- What to produce -
Word for word, give the material below again, minus any images.

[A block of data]
━━━━━━━━━━━━━━━━
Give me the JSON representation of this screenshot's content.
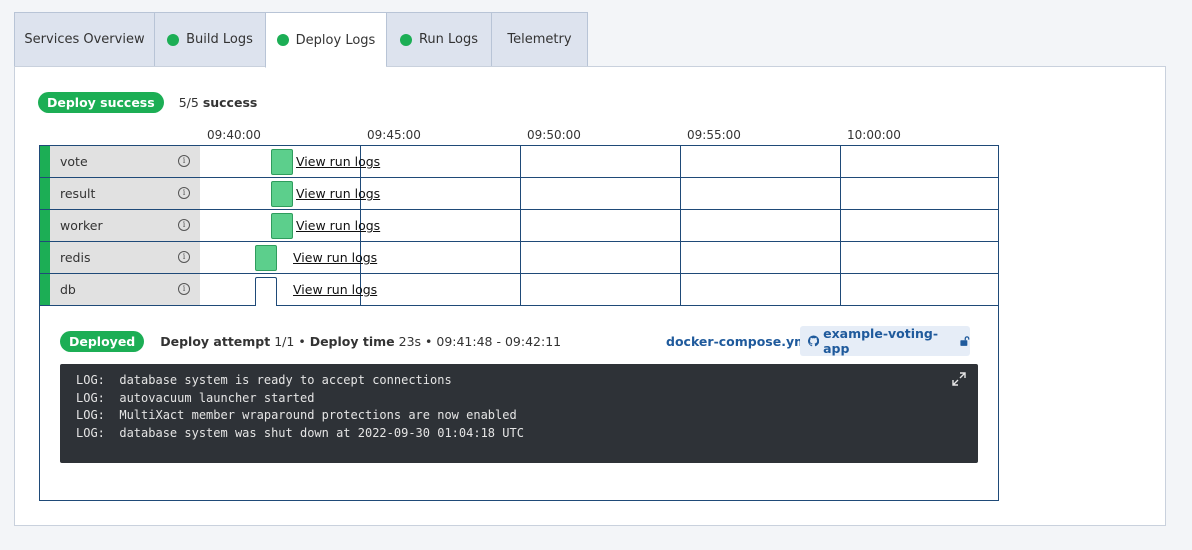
{
  "tabs": [
    {
      "label": "Services Overview",
      "status": false
    },
    {
      "label": "Build Logs",
      "status": true
    },
    {
      "label": "Deploy Logs",
      "status": true
    },
    {
      "label": "Run Logs",
      "status": true
    },
    {
      "label": "Telemetry",
      "status": false
    }
  ],
  "status": {
    "badge": "Deploy success",
    "count": "5/5",
    "count_suffix": "success"
  },
  "axis": [
    "09:40:00",
    "09:45:00",
    "09:50:00",
    "09:55:00",
    "10:00:00"
  ],
  "services": [
    {
      "name": "vote",
      "link": "View run logs"
    },
    {
      "name": "result",
      "link": "View run logs"
    },
    {
      "name": "worker",
      "link": "View run logs"
    },
    {
      "name": "redis",
      "link": "View run logs"
    },
    {
      "name": "db",
      "link": "View run logs"
    }
  ],
  "detail": {
    "badge": "Deployed",
    "attempt_label": "Deploy attempt",
    "attempt_value": "1/1",
    "sep": "•",
    "time_label": "Deploy time",
    "time_value": "23s • 09:41:48 - 09:42:11",
    "compose_file": "docker-compose.yml",
    "repo": "example-voting-app"
  },
  "logs": [
    "LOG:  database system is ready to accept connections",
    "LOG:  autovacuum launcher started",
    "LOG:  MultiXact member wraparound protections are now enabled",
    "LOG:  database system was shut down at 2022-09-30 01:04:18 UTC"
  ],
  "colors": {
    "accent": "#1cae55",
    "bar": "#5ccf8c",
    "grid": "#1f4a78",
    "link": "#1f5a9c"
  }
}
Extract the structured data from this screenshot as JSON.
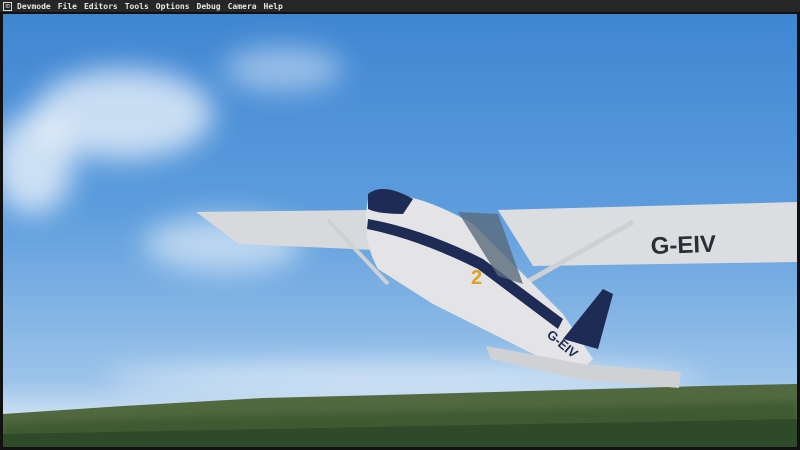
{
  "menubar": {
    "logo_icon": "devmode-logo-icon",
    "items": [
      "Devmode",
      "File",
      "Editors",
      "Tools",
      "Options",
      "Debug",
      "Camera",
      "Help"
    ]
  },
  "scene": {
    "wing_registration": "G-EIV",
    "tail_registration": "G-EIV",
    "fuselage_number": "2",
    "colors": {
      "sky": "#4a8fd8",
      "aircraft_body": "#e4e4e6",
      "stripe": "#1d2b55",
      "ground": "#3d5a32"
    }
  }
}
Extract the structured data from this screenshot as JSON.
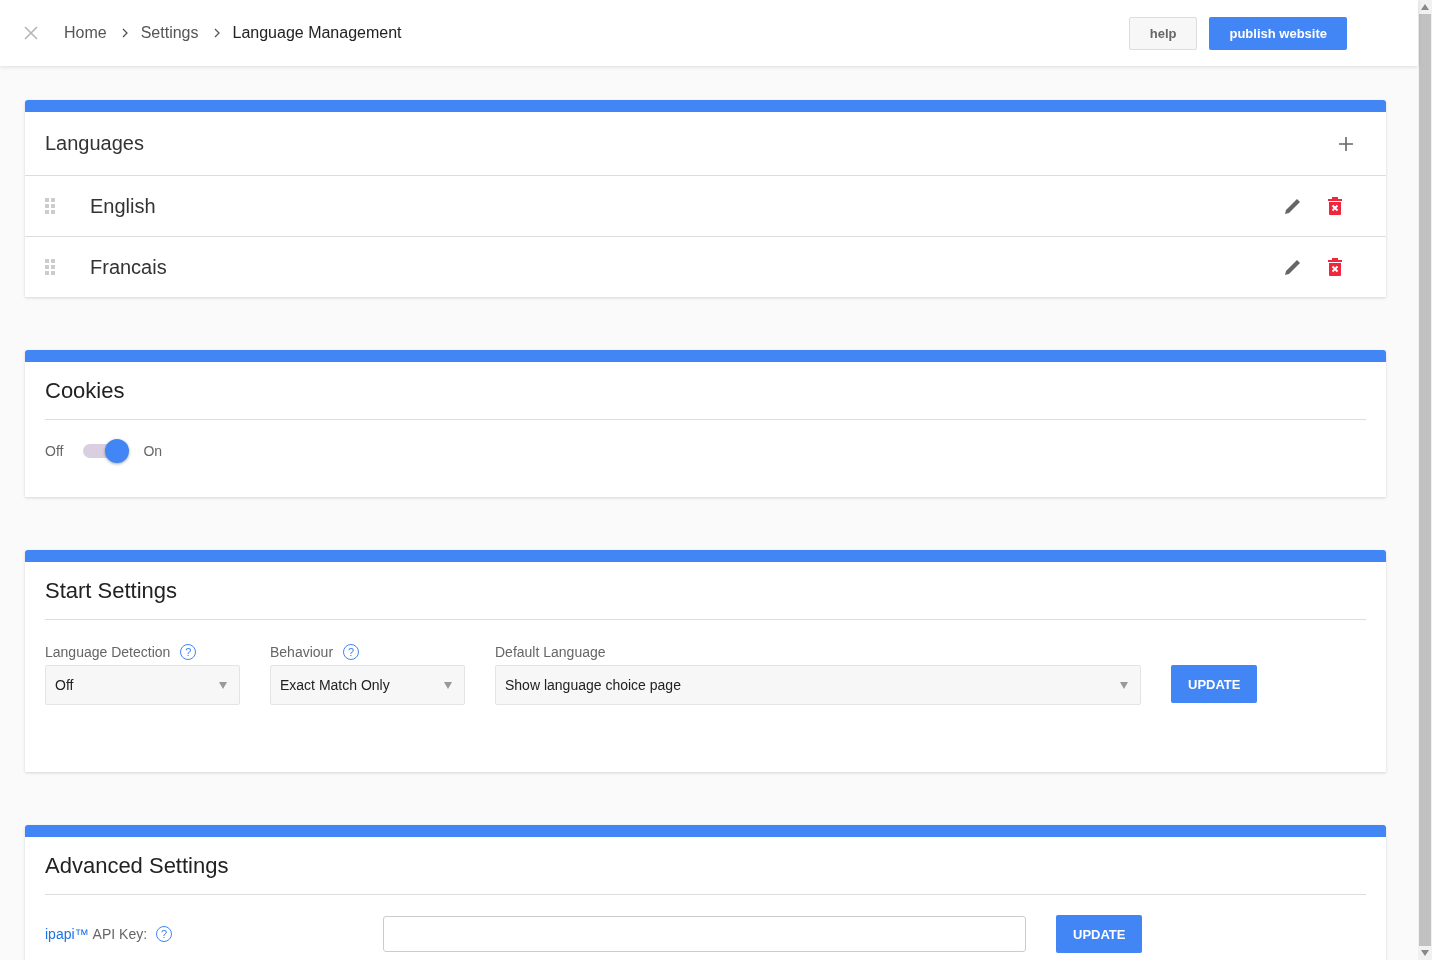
{
  "breadcrumb": [
    "Home",
    "Settings",
    "Language Management"
  ],
  "header_buttons": [
    {
      "label": "help",
      "kind": "secondary"
    },
    {
      "label": "publish website",
      "kind": "primary"
    }
  ],
  "languages": {
    "title": "Languages",
    "items": [
      {
        "name": "English"
      },
      {
        "name": "Francais"
      }
    ]
  },
  "cookies": {
    "title": "Cookies",
    "off_label": "Off",
    "on_label": "On",
    "on": true
  },
  "start_settings": {
    "title": "Start Settings",
    "fields": [
      {
        "label": "Language Detection",
        "help": "?",
        "value": "Off"
      },
      {
        "label": "Behaviour",
        "help": "?",
        "value": "Exact Match Only"
      },
      {
        "label": "Default Language",
        "value": "Show language choice page"
      }
    ],
    "button": "UPDATE"
  },
  "advanced_settings": {
    "title": "Advanced Settings",
    "link": "ipapi™",
    "label": "API Key:",
    "help": "?",
    "button": "UPDATE"
  }
}
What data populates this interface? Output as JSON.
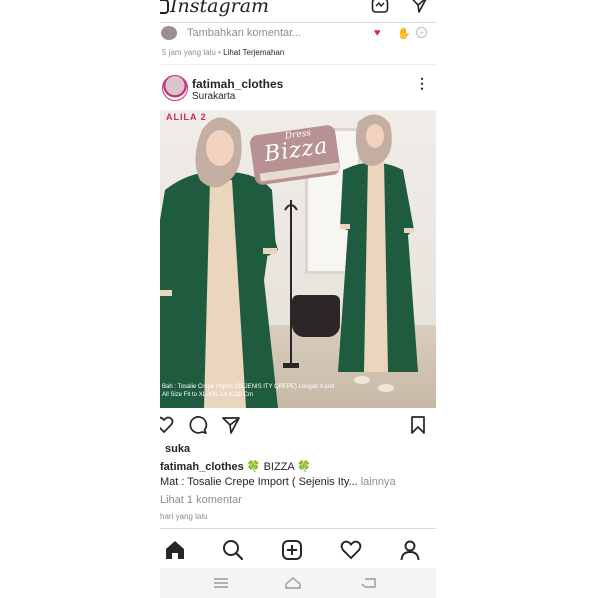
{
  "app": {
    "title": "Instagram"
  },
  "prev_post": {
    "comment_placeholder": "Tambahkan komentar...",
    "time": "5 jam yang lalu",
    "separator": "•",
    "translate_link": "Lihat Terjemahan",
    "quick_reactions": [
      "heart",
      "raised-hands"
    ]
  },
  "post": {
    "username": "fatimah_clothes",
    "location": "Surakarta",
    "image": {
      "brand_watermark": "ALILA 2",
      "badge_small": "Dress",
      "badge_title": "Bizza",
      "overlay_line1": "Bah : Tosalie Crepe Import (SEJENIS ITY CREPE) Lengan Karet",
      "overlay_line2": "All Size Fit to XL-XXL Ld ±110 Cm",
      "dress_color": "#1f5c3f",
      "panel_color": "#ead5bd"
    },
    "likes_text": "suka",
    "caption_user": "fatimah_clothes",
    "caption_title": "BIZZA",
    "caption_emoji": "🍀",
    "caption_line2": "Mat : Tosalie Crepe Import ( Sejenis Ity...",
    "caption_more": "lainnya",
    "view_comments": "Lihat 1 komentar",
    "time": "hari yang lalu"
  },
  "nav": {
    "items": [
      "home-icon",
      "search-icon",
      "add-post-icon",
      "activity-heart-icon",
      "profile-icon"
    ]
  },
  "colors": {
    "accent_like": "#e0245e",
    "text": "#262626",
    "muted": "#8e8e8e"
  }
}
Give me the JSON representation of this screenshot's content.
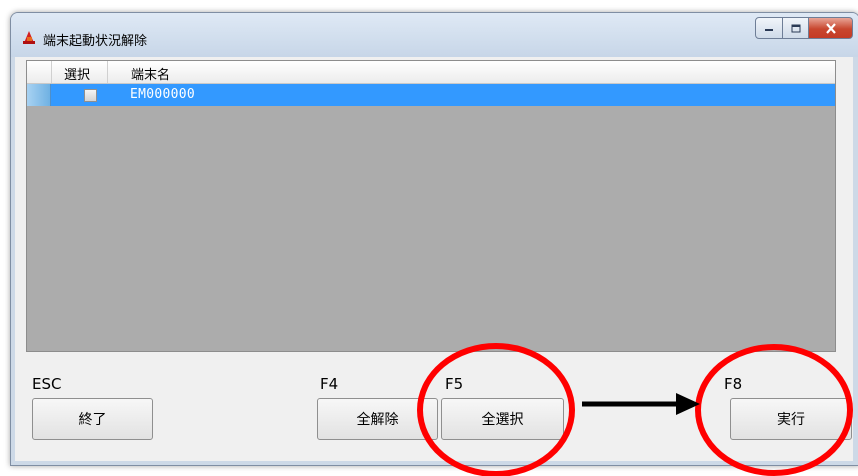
{
  "window": {
    "title": "端末起動状況解除",
    "controls": {
      "minimize_icon": "minimize-icon",
      "maximize_icon": "maximize-icon",
      "close_icon": "close-icon"
    }
  },
  "grid": {
    "columns": [
      "選択",
      "端末名"
    ],
    "rows": [
      {
        "selected": false,
        "terminal_name": "EM000000"
      }
    ]
  },
  "function_keys": [
    {
      "key": "ESC",
      "label": "終了"
    },
    {
      "key": "F4",
      "label": "全解除"
    },
    {
      "key": "F5",
      "label": "全選択"
    },
    {
      "key": "F8",
      "label": "実行"
    }
  ],
  "colors": {
    "selection": "#3399ff",
    "grid_background": "#acacac",
    "annotation": "#ff0000",
    "arrow": "#000000"
  }
}
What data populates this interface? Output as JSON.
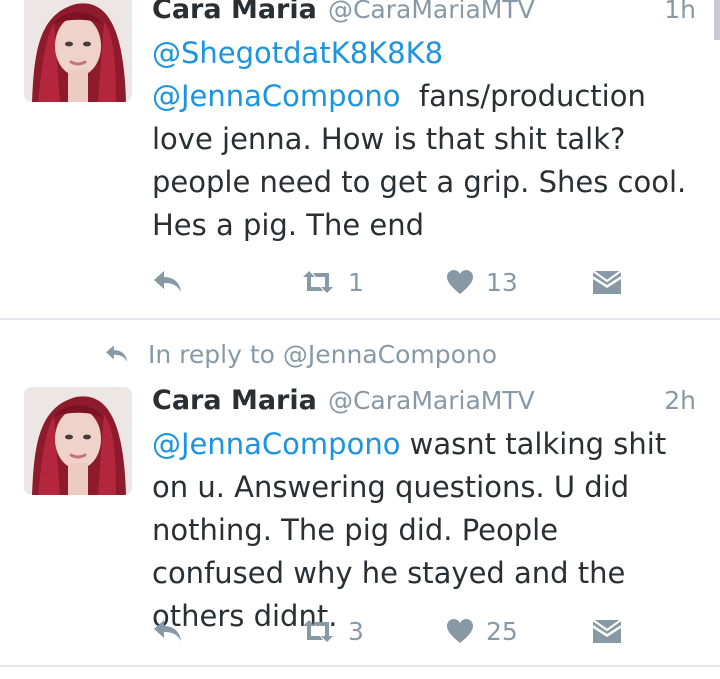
{
  "tweets": [
    {
      "name": "Cara Maria",
      "handle": "@CaraMariaMTV",
      "time": "1h",
      "text_parts": [
        {
          "mention": "@ShegotdatK8K8K8"
        },
        {
          "mention": "@JennaCompono"
        },
        {
          "plain": "fans/production love jenna. How is that shit talk?people need to get a grip. Shes cool. Hes a pig. The end"
        }
      ],
      "retweets": "1",
      "likes": "13"
    },
    {
      "reply_context": "In reply to @JennaCompono",
      "name": "Cara Maria",
      "handle": "@CaraMariaMTV",
      "time": "2h",
      "text_parts": [
        {
          "mention": "@JennaCompono"
        },
        {
          "plain": "wasnt talking shit on u. Answering questions. U did nothing. The pig did. People confused why he stayed and the others didnt."
        }
      ],
      "retweets": "3",
      "likes": "25"
    }
  ],
  "icons": {
    "reply": "reply-arrow-icon",
    "retweet": "retweet-icon",
    "like": "heart-icon",
    "dm": "envelope-icon",
    "avatar": "profile-photo"
  },
  "colors": {
    "link": "#1b95e0",
    "muted": "#8899a6",
    "text": "#292f33",
    "divider": "#e1e8ed"
  }
}
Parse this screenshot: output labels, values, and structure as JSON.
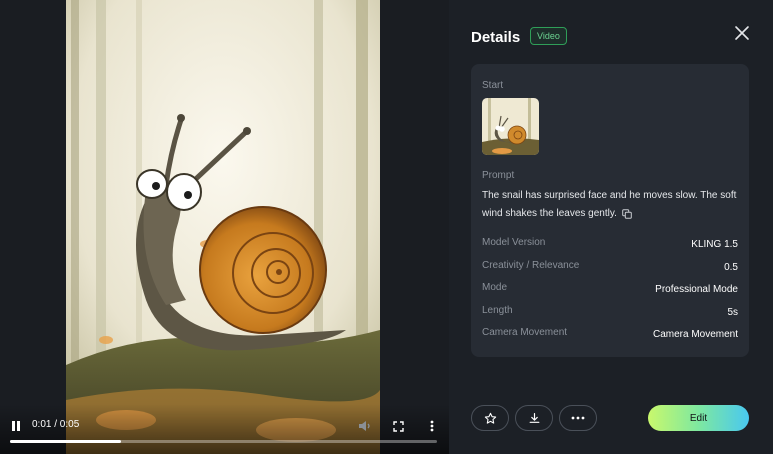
━━━━━━━━━━━━━━━━
- Task answer -
Give me the JSON representation of this screenshot's content.
{
  "tabs": [
    {
      "label": "Services Overview",
      "status": false
    },
    {
      "label": "Build Logs",
      "status": true
    },
    {
      "label": "Deploy Logs",
      "status": true
    },
    {
      "label": "Run Logs",
      "status": true
    },
    {
      "label": "Telemetry",
      "status": false
    }
  ],
  "status": {
    "badge": "Deploy success",
    "count": "5/5",
    "count_suffix": "success"
  },
  "axis": [
    "09:40:00",
    "09:45:00",
    "09:50:00",
    "09:55:00",
    "10:00:00"
  ],
  "services": [
    {
      "name": "vote",
      "link": "View run logs"
    },
    {
      "name": "result",
      "link": "View run logs"
    },
    {
      "name": "worker",
      "link": "View run logs"
    },
    {
      "name": "redis",
      "link": "View run logs"
    },
    {
      "name": "db",
      "link": "View run logs"
    }
  ],
  "detail": {
    "badge": "Deployed",
    "attempt_label": "Deploy attempt",
    "attempt_value": "1/1",
    "sep": "•",
    "time_label": "Deploy time",
    "time_value": "23s • 09:41:48 - 09:42:11",
    "compose_file": "docker-compose.yml",
    "repo": "example-voting-app"
  },
  "logs": [
    "LOG:  database system is ready to accept connections",
    "LOG:  autovacuum launcher started",
    "LOG:  MultiXact member wraparound protections are now enabled",
    "LOG:  database system was shut down at 2022-09-30 01:04:18 UTC"
  ],
  "colors": {
    "accent": "#1cae55",
    "bar": "#5ccf8c",
    "grid": "#1f4a78",
    "link": "#1f5a9c"
  }
}
Extract the structured data from this screenshot as JSON.
{
  "menubar": {
    "logo_icon": "devmode-logo-icon",
    "items": [
      "Devmode",
      "File",
      "Editors",
      "Tools",
      "Options",
      "Debug",
      "Camera",
      "Help"
    ]
  },
  "scene": {
    "wing_registration": "G-EIV",
    "tail_registration": "G-EIV",
    "fuselage_number": "2",
    "colors": {
      "sky": "#4a8fd8",
      "aircraft_body": "#e4e4e6",
      "stripe": "#1d2b55",
      "ground": "#3d5a32"
    }
  }
}
Extract the structured data from this screenshot as JSON.
{
  "breadcrumb": [
    "Home",
    "Settings",
    "Language Management"
  ],
  "header_buttons": [
    {
      "label": "help",
      "kind": "secondary"
    },
    {
      "label": "publish website",
      "kind": "primary"
    }
  ],
  "languages": {
    "title": "Languages",
    "items": [
      {
        "name": "English"
      },
      {
        "name": "Francais"
      }
    ]
  },
  "cookies": {
    "title": "Cookies",
    "off_label": "Off",
    "on_label": "On",
    "on": true
  },
  "start_settings": {
    "title": "Start Settings",
    "fields": [
      {
        "label": "Language Detection",
        "help": "?",
        "value": "Off"
      },
      {
        "label": "Behaviour",
        "help": "?",
        "value": "Exact Match Only"
      },
      {
        "label": "Default Language",
        "value": "Show language choice page"
      }
    ],
    "button": "UPDATE"
  },
  "advanced_settings": {
    "title": "Advanced Settings",
    "link": "ipapi™",
    "label": "API Key:",
    "help": "?",
    "button": "UPDATE"
  }
}
What data populates this interface? Output as JSON.
{
  "app": {
    "title": "Instagram"
  },
  "prev_post": {
    "comment_placeholder": "Tambahkan komentar...",
    "time": "5 jam yang lalu",
    "separator": "•",
    "translate_link": "Lihat Terjemahan",
    "quick_reactions": [
      "heart",
      "raised-hands"
    ]
  },
  "post": {
    "username": "fatimah_clothes",
    "location": "Surakarta",
    "image": {
      "brand_watermark": "ALILA 2",
      "badge_small": "Dress",
      "badge_title": "Bizza",
      "overlay_line1": "Bah : Tosalie Crepe Import (SEJENIS ITY CREPE) Lengan Karet",
      "overlay_line2": "All Size Fit to XL-XXL Ld ±110 Cm",
      "dress_color": "#1f5c3f",
      "panel_color": "#ead5bd"
    },
    "likes_text": "suka",
    "caption_user": "fatimah_clothes",
    "caption_title": "BIZZA",
    "caption_emoji": "🍀",
    "caption_line2": "Mat : Tosalie Crepe Import ( Sejenis Ity...",
    "caption_more": "lainnya",
    "view_comments": "Lihat 1 komentar",
    "time": "hari yang lalu"
  },
  "nav": {
    "items": [
      "home-icon",
      "search-icon",
      "add-post-icon",
      "activity-heart-icon",
      "profile-icon"
    ]
  },
  "colors": {
    "accent_like": "#e0245e",
    "text": "#262626",
    "muted": "#8e8e8e"
  }
}
Give me the JSON representation of this screenshot's content.
{
  "window": {
    "title": "端末起動状況解除",
    "controls": {
      "minimize_icon": "minimize-icon",
      "maximize_icon": "maximize-icon",
      "close_icon": "close-icon"
    }
  },
  "grid": {
    "columns": [
      "選択",
      "端末名"
    ],
    "rows": [
      {
        "selected": false,
        "terminal_name": "EM000000"
      }
    ]
  },
  "function_keys": [
    {
      "key": "ESC",
      "label": "終了"
    },
    {
      "key": "F4",
      "label": "全解除"
    },
    {
      "key": "F5",
      "label": "全選択"
    },
    {
      "key": "F8",
      "label": "実行"
    }
  ],
  "colors": {
    "selection": "#3399ff",
    "grid_background": "#acacac",
    "annotation": "#ff0000",
    "arrow": "#000000"
  }
}
What data populates this interface? Output as JSON.
{
  "tweets": [
    {
      "name": "Cara Maria",
      "handle": "@CaraMariaMTV",
      "time": "1h",
      "text_parts": [
        {
          "mention": "@ShegotdatK8K8K8"
        },
        {
          "mention": "@JennaCompono"
        },
        {
          "plain": "fans/production love jenna. How is that shit talk?people need to get a grip. Shes cool. Hes a pig. The end"
        }
      ],
      "retweets": "1",
      "likes": "13"
    },
    {
      "reply_context": "In reply to @JennaCompono",
      "name": "Cara Maria",
      "handle": "@CaraMariaMTV",
      "time": "2h",
      "text_parts": [
        {
          "mention": "@JennaCompono"
        },
        {
          "plain": "wasnt talking shit on u. Answering questions. U did nothing. The pig did. People confused why he stayed and the others didnt."
        }
      ],
      "retweets": "3",
      "likes": "25"
    }
  ],
  "icons": {
    "reply": "reply-arrow-icon",
    "retweet": "retweet-icon",
    "like": "heart-icon",
    "dm": "envelope-icon",
    "avatar": "profile-photo"
  },
  "colors": {
    "link": "#1b95e0",
    "muted": "#8899a6",
    "text": "#292f33",
    "divider": "#e1e8ed"
  }
}
Parse this screenshot: output labels, values, and structure as JSON.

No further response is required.